:: Stated exercise ::
Write out the whole listing exactly as it stands.

* begin Records supplied *

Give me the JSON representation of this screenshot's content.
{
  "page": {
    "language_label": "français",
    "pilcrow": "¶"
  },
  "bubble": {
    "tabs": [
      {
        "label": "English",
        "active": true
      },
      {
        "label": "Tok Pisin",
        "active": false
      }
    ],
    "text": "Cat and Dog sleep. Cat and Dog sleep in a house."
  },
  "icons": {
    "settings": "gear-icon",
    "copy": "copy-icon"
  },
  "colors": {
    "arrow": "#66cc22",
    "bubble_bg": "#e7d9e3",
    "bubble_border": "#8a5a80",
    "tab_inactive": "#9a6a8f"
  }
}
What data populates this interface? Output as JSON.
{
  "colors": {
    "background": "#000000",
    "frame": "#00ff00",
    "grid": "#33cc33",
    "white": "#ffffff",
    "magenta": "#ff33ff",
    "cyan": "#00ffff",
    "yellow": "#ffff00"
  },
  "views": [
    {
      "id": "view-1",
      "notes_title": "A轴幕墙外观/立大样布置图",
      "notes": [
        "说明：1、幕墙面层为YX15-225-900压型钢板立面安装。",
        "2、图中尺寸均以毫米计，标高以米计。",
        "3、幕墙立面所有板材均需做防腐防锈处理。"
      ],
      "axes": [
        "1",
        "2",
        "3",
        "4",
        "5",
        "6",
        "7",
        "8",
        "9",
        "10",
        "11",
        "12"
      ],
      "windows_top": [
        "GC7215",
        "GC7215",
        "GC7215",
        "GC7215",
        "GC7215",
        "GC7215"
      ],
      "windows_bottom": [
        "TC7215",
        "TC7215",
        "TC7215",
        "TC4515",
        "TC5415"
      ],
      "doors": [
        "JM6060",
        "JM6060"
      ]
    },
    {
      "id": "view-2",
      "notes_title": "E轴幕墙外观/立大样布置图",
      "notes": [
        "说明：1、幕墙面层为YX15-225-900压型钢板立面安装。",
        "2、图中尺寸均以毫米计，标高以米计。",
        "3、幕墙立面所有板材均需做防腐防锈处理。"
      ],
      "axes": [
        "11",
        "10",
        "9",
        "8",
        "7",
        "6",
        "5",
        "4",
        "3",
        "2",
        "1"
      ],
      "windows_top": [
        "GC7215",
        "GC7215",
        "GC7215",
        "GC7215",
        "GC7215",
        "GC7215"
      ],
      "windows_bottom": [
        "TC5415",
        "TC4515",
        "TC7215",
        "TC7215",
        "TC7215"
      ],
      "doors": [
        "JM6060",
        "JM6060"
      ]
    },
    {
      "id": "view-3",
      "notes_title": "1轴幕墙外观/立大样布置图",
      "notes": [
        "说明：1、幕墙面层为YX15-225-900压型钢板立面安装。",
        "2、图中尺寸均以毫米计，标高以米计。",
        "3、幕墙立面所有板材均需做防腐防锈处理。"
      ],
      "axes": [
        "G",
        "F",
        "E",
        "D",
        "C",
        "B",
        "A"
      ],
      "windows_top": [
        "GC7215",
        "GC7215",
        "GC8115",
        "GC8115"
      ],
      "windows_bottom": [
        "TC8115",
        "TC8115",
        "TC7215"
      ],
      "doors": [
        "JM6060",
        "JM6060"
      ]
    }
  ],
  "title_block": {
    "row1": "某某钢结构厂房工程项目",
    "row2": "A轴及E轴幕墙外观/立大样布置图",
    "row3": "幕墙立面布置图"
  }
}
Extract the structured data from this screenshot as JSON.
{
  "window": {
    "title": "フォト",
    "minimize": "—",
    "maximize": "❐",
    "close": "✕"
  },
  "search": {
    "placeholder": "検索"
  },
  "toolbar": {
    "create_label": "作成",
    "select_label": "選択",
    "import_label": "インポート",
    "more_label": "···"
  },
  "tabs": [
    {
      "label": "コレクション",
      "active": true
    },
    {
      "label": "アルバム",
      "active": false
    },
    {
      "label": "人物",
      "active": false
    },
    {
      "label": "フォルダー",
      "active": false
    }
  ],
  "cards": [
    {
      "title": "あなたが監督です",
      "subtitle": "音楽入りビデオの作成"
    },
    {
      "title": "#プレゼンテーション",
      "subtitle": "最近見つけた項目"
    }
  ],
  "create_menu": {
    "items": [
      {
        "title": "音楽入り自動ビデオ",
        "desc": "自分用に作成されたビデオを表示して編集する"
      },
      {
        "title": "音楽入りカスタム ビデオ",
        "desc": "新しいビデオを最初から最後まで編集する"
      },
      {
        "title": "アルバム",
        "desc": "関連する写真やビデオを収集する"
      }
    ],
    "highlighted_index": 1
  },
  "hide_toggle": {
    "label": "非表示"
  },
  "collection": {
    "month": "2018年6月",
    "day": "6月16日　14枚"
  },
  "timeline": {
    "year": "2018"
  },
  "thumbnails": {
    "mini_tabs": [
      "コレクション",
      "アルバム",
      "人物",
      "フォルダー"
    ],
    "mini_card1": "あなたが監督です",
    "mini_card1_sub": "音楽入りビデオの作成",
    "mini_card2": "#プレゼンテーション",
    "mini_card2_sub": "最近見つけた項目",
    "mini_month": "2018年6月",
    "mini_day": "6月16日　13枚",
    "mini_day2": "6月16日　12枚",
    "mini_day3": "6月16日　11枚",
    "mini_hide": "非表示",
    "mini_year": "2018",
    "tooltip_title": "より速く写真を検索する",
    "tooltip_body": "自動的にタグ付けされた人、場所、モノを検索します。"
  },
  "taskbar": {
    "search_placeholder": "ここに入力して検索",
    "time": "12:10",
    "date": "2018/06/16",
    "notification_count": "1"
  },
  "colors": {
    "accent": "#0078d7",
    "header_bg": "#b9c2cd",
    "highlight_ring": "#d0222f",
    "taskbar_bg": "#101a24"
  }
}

* end Records supplied *

:: Response ::
Give me the JSON representation of this screenshot's content.
{
  "page": {
    "language_label": "français",
    "pilcrow": "¶"
  },
  "bubble": {
    "tabs": [
      {
        "label": "English",
        "active": true
      },
      {
        "label": "Tok Pisin",
        "active": false
      }
    ],
    "text": "Cat and Dog sleep. Cat and Dog sleep in a house."
  },
  "icons": {
    "settings": "gear-icon",
    "copy": "copy-icon"
  },
  "colors": {
    "arrow": "#66cc22",
    "bubble_bg": "#e7d9e3",
    "bubble_border": "#8a5a80",
    "tab_inactive": "#9a6a8f"
  }
}
What data populates this interface? Output as JSON.
{
  "colors": {
    "background": "#000000",
    "frame": "#00ff00",
    "grid": "#33cc33",
    "white": "#ffffff",
    "magenta": "#ff33ff",
    "cyan": "#00ffff",
    "yellow": "#ffff00"
  },
  "views": [
    {
      "id": "view-1",
      "notes_title": "A轴幕墙外观/立大样布置图",
      "notes": [
        "说明：1、幕墙面层为YX15-225-900压型钢板立面安装。",
        "2、图中尺寸均以毫米计，标高以米计。",
        "3、幕墙立面所有板材均需做防腐防锈处理。"
      ],
      "axes": [
        "1",
        "2",
        "3",
        "4",
        "5",
        "6",
        "7",
        "8",
        "9",
        "10",
        "11",
        "12"
      ],
      "windows_top": [
        "GC7215",
        "GC7215",
        "GC7215",
        "GC7215",
        "GC7215",
        "GC7215"
      ],
      "windows_bottom": [
        "TC7215",
        "TC7215",
        "TC7215",
        "TC4515",
        "TC5415"
      ],
      "doors": [
        "JM6060",
        "JM6060"
      ]
    },
    {
      "id": "view-2",
      "notes_title": "E轴幕墙外观/立大样布置图",
      "notes": [
        "说明：1、幕墙面层为YX15-225-900压型钢板立面安装。",
        "2、图中尺寸均以毫米计，标高以米计。",
        "3、幕墙立面所有板材均需做防腐防锈处理。"
      ],
      "axes": [
        "11",
        "10",
        "9",
        "8",
        "7",
        "6",
        "5",
        "4",
        "3",
        "2",
        "1"
      ],
      "windows_top": [
        "GC7215",
        "GC7215",
        "GC7215",
        "GC7215",
        "GC7215",
        "GC7215"
      ],
      "windows_bottom": [
        "TC5415",
        "TC4515",
        "TC7215",
        "TC7215",
        "TC7215"
      ],
      "doors": [
        "JM6060",
        "JM6060"
      ]
    },
    {
      "id": "view-3",
      "notes_title": "1轴幕墙外观/立大样布置图",
      "notes": [
        "说明：1、幕墙面层为YX15-225-900压型钢板立面安装。",
        "2、图中尺寸均以毫米计，标高以米计。",
        "3、幕墙立面所有板材均需做防腐防锈处理。"
      ],
      "axes": [
        "G",
        "F",
        "E",
        "D",
        "C",
        "B",
        "A"
      ],
      "windows_top": [
        "GC7215",
        "GC7215",
        "GC8115",
        "GC8115"
      ],
      "windows_bottom": [
        "TC8115",
        "TC8115",
        "TC7215"
      ],
      "doors": [
        "JM6060",
        "JM6060"
      ]
    }
  ],
  "title_block": {
    "row1": "某某钢结构厂房工程项目",
    "row2": "A轴及E轴幕墙外观/立大样布置图",
    "row3": "幕墙立面布置图"
  }
}
Extract the structured data from this screenshot as JSON.
{
  "window": {
    "title": "フォト",
    "minimize": "—",
    "maximize": "❐",
    "close": "✕"
  },
  "search": {
    "placeholder": "検索"
  },
  "toolbar": {
    "create_label": "作成",
    "select_label": "選択",
    "import_label": "インポート",
    "more_label": "···"
  },
  "tabs": [
    {
      "label": "コレクション",
      "active": true
    },
    {
      "label": "アルバム",
      "active": false
    },
    {
      "label": "人物",
      "active": false
    },
    {
      "label": "フォルダー",
      "active": false
    }
  ],
  "cards": [
    {
      "title": "あなたが監督です",
      "subtitle": "音楽入りビデオの作成"
    },
    {
      "title": "#プレゼンテーション",
      "subtitle": "最近見つけた項目"
    }
  ],
  "create_menu": {
    "items": [
      {
        "title": "音楽入り自動ビデオ",
        "desc": "自分用に作成されたビデオを表示して編集する"
      },
      {
        "title": "音楽入りカスタム ビデオ",
        "desc": "新しいビデオを最初から最後まで編集する"
      },
      {
        "title": "アルバム",
        "desc": "関連する写真やビデオを収集する"
      }
    ],
    "highlighted_index": 1
  },
  "hide_toggle": {
    "label": "非表示"
  },
  "collection": {
    "month": "2018年6月",
    "day": "6月16日　14枚"
  },
  "timeline": {
    "year": "2018"
  },
  "thumbnails": {
    "mini_tabs": [
      "コレクション",
      "アルバム",
      "人物",
      "フォルダー"
    ],
    "mini_card1": "あなたが監督です",
    "mini_card1_sub": "音楽入りビデオの作成",
    "mini_card2": "#プレゼンテーション",
    "mini_card2_sub": "最近見つけた項目",
    "mini_month": "2018年6月",
    "mini_day": "6月16日　13枚",
    "mini_day2": "6月16日　12枚",
    "mini_day3": "6月16日　11枚",
    "mini_hide": "非表示",
    "mini_year": "2018",
    "tooltip_title": "より速く写真を検索する",
    "tooltip_body": "自動的にタグ付けされた人、場所、モノを検索します。"
  },
  "taskbar": {
    "search_placeholder": "ここに入力して検索",
    "time": "12:10",
    "date": "2018/06/16",
    "notification_count": "1"
  },
  "colors": {
    "accent": "#0078d7",
    "header_bg": "#b9c2cd",
    "highlight_ring": "#d0222f",
    "taskbar_bg": "#101a24"
  }
}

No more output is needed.